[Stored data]
════════
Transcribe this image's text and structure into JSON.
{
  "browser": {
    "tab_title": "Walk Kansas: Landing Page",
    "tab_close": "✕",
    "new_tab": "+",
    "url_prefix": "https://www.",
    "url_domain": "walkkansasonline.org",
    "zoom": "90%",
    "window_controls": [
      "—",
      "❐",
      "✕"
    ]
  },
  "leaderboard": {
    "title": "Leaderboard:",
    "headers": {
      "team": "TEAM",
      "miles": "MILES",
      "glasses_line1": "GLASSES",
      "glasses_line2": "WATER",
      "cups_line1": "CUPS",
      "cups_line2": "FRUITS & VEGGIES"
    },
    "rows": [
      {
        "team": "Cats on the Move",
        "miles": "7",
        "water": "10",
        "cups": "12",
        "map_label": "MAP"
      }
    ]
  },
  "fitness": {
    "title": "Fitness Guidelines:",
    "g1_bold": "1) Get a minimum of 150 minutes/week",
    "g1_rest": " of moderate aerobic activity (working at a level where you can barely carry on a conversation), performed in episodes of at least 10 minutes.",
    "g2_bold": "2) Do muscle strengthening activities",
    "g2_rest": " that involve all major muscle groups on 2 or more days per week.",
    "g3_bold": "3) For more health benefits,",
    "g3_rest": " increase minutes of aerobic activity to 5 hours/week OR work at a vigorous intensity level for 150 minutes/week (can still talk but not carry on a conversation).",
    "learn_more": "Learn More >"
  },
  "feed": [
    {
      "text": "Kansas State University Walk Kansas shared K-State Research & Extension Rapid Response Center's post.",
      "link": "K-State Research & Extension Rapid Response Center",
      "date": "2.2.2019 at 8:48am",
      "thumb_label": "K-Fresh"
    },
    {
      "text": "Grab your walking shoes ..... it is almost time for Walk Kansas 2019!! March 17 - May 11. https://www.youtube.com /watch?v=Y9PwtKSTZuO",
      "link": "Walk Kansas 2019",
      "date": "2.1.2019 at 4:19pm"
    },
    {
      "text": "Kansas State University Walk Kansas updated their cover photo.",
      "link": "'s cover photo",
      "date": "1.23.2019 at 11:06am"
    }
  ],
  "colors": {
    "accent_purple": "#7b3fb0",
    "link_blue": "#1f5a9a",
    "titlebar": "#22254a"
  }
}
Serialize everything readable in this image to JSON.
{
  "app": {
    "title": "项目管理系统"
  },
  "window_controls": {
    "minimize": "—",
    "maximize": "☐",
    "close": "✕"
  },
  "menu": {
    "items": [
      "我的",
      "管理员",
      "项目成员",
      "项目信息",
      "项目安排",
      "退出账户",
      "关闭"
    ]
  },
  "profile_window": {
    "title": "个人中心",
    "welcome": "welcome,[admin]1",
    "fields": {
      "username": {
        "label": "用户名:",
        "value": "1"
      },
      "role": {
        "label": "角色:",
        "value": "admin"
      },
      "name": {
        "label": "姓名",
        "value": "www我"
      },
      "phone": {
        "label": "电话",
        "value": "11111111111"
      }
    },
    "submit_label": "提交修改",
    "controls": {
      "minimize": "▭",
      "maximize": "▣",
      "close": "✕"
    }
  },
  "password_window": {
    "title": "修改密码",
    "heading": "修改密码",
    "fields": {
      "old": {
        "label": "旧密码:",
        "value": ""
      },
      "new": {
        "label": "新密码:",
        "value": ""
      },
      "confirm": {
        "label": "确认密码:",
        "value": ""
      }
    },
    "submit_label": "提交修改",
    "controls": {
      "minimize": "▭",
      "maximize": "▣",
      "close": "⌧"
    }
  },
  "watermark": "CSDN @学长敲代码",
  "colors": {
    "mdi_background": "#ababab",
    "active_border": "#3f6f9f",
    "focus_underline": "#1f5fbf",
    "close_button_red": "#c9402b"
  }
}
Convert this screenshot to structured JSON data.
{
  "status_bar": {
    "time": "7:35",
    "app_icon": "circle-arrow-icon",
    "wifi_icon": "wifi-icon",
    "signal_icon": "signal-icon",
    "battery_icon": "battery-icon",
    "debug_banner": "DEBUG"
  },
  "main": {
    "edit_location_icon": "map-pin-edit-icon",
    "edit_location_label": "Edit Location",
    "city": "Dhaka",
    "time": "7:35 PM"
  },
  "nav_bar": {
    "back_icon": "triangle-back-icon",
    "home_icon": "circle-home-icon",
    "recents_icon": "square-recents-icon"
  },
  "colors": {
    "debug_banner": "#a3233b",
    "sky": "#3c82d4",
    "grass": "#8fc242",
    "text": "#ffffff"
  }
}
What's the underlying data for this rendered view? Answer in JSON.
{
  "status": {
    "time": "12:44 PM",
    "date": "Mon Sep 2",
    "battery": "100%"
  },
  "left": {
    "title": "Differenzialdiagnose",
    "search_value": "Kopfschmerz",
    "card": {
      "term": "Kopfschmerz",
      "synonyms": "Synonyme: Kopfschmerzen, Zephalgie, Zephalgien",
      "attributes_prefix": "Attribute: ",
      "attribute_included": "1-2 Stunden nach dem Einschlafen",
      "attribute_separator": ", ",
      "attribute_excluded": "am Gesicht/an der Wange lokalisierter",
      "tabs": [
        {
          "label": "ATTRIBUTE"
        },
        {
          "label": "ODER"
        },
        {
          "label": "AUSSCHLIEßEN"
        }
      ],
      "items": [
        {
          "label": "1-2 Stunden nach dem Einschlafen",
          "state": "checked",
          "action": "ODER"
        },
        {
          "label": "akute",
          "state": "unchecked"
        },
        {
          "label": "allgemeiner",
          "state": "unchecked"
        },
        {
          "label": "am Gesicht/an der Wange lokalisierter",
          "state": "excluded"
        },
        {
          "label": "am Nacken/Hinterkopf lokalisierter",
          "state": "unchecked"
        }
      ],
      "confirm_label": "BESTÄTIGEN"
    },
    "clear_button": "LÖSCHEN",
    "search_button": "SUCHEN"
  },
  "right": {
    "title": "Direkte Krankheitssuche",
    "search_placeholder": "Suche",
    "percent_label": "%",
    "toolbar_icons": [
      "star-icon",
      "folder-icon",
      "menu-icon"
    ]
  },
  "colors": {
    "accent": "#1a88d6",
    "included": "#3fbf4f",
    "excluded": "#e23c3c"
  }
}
════════
Stated exercise:
Give only the number of lines in the records that contain the string "minutes".

Solution for this task:
3